| Set problem |
What follows is a listing; give it again exactly, in its entirety.
————
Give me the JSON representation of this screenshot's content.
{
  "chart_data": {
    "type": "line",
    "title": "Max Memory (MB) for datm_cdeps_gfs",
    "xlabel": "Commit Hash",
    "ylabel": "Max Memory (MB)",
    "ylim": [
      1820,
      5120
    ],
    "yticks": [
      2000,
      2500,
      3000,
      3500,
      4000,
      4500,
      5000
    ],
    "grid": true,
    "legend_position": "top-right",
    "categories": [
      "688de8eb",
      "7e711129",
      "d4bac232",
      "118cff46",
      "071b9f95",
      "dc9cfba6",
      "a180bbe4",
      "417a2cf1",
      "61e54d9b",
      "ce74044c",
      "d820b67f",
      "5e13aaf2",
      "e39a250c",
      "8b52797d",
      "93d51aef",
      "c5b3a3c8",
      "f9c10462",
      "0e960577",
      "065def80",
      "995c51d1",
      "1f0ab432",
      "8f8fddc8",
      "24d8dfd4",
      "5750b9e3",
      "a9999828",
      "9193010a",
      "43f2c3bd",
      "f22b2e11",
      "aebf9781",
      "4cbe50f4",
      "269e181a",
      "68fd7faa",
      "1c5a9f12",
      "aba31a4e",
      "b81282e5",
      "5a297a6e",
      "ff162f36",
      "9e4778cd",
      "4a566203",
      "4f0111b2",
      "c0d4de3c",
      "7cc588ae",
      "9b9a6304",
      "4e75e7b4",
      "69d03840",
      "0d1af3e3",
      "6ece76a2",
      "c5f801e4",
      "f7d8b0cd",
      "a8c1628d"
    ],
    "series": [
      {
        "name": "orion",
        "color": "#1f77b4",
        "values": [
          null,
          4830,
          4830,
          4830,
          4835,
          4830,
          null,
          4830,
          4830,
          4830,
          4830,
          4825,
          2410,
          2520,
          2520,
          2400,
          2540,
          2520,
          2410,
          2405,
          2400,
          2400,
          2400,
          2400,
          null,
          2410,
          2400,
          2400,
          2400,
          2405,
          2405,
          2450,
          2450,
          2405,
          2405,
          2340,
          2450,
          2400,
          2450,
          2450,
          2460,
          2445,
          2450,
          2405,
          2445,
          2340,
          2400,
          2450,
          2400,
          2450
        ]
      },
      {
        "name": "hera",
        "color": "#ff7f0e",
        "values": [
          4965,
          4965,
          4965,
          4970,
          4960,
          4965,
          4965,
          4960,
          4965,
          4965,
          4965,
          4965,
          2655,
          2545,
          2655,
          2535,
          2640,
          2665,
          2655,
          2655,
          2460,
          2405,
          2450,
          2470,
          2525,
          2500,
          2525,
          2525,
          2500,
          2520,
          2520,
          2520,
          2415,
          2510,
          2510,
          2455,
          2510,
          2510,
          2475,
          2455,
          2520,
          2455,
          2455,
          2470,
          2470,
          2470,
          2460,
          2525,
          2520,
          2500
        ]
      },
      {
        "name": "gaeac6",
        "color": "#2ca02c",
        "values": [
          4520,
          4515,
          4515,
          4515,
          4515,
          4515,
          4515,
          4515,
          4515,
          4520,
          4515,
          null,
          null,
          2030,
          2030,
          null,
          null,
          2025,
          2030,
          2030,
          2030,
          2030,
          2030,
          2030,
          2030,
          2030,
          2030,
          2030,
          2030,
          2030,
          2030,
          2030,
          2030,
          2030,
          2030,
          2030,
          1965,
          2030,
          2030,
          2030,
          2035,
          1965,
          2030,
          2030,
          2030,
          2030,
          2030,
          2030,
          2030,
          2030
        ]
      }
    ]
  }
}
————
| Problem solution |
Give me the JSON representation of this screenshot's content.
{
  "chart_data": {
    "type": "line",
    "title": "Max Memory (MB) for datm_cdeps_gfs",
    "xlabel": "Commit Hash",
    "ylabel": "Max Memory (MB)",
    "ylim": [
      1820,
      5120
    ],
    "yticks": [
      2000,
      2500,
      3000,
      3500,
      4000,
      4500,
      5000
    ],
    "grid": true,
    "legend_position": "top-right",
    "categories": [
      "688de8eb",
      "7e711129",
      "d4bac232",
      "118cff46",
      "071b9f95",
      "dc9cfba6",
      "a180bbe4",
      "417a2cf1",
      "61e54d9b",
      "ce74044c",
      "d820b67f",
      "5e13aaf2",
      "e39a250c",
      "8b52797d",
      "93d51aef",
      "c5b3a3c8",
      "f9c10462",
      "0e960577",
      "065def80",
      "995c51d1",
      "1f0ab432",
      "8f8fddc8",
      "24d8dfd4",
      "5750b9e3",
      "a9999828",
      "9193010a",
      "43f2c3bd",
      "f22b2e11",
      "aebf9781",
      "4cbe50f4",
      "269e181a",
      "68fd7faa",
      "1c5a9f12",
      "aba31a4e",
      "b81282e5",
      "5a297a6e",
      "ff162f36",
      "9e4778cd",
      "4a566203",
      "4f0111b2",
      "c0d4de3c",
      "7cc588ae",
      "9b9a6304",
      "4e75e7b4",
      "69d03840",
      "0d1af3e3",
      "6ece76a2",
      "c5f801e4",
      "f7d8b0cd",
      "a8c1628d"
    ],
    "series": [
      {
        "name": "orion",
        "color": "#1f77b4",
        "values": [
          null,
          4830,
          4830,
          4830,
          4835,
          4830,
          null,
          4830,
          4830,
          4830,
          4830,
          4825,
          2410,
          2520,
          2520,
          2400,
          2540,
          2520,
          2410,
          2405,
          2400,
          2400,
          2400,
          2400,
          null,
          2410,
          2400,
          2400,
          2400,
          2405,
          2405,
          2450,
          2450,
          2405,
          2405,
          2340,
          2450,
          2400,
          2450,
          2450,
          2460,
          2445,
          2450,
          2405,
          2445,
          2340,
          2400,
          2450,
          2400,
          2450
        ]
      },
      {
        "name": "hera",
        "color": "#ff7f0e",
        "values": [
          4965,
          4965,
          4965,
          4970,
          4960,
          4965,
          4965,
          4960,
          4965,
          4965,
          4965,
          4965,
          2655,
          2545,
          2655,
          2535,
          2640,
          2665,
          2655,
          2655,
          2460,
          2405,
          2450,
          2470,
          2525,
          2500,
          2525,
          2525,
          2500,
          2520,
          2520,
          2520,
          2415,
          2510,
          2510,
          2455,
          2510,
          2510,
          2475,
          2455,
          2520,
          2455,
          2455,
          2470,
          2470,
          2470,
          2460,
          2525,
          2520,
          2500
        ]
      },
      {
        "name": "gaeac6",
        "color": "#2ca02c",
        "values": [
          4520,
          4515,
          4515,
          4515,
          4515,
          4515,
          4515,
          4515,
          4515,
          4520,
          4515,
          null,
          null,
          2030,
          2030,
          null,
          null,
          2025,
          2030,
          2030,
          2030,
          2030,
          2030,
          2030,
          2030,
          2030,
          2030,
          2030,
          2030,
          2030,
          2030,
          2030,
          2030,
          2030,
          2030,
          2030,
          1965,
          2030,
          2030,
          2030,
          2035,
          1965,
          2030,
          2030,
          2030,
          2030,
          2030,
          2030,
          2030,
          2030
        ]
      }
    ]
  }
}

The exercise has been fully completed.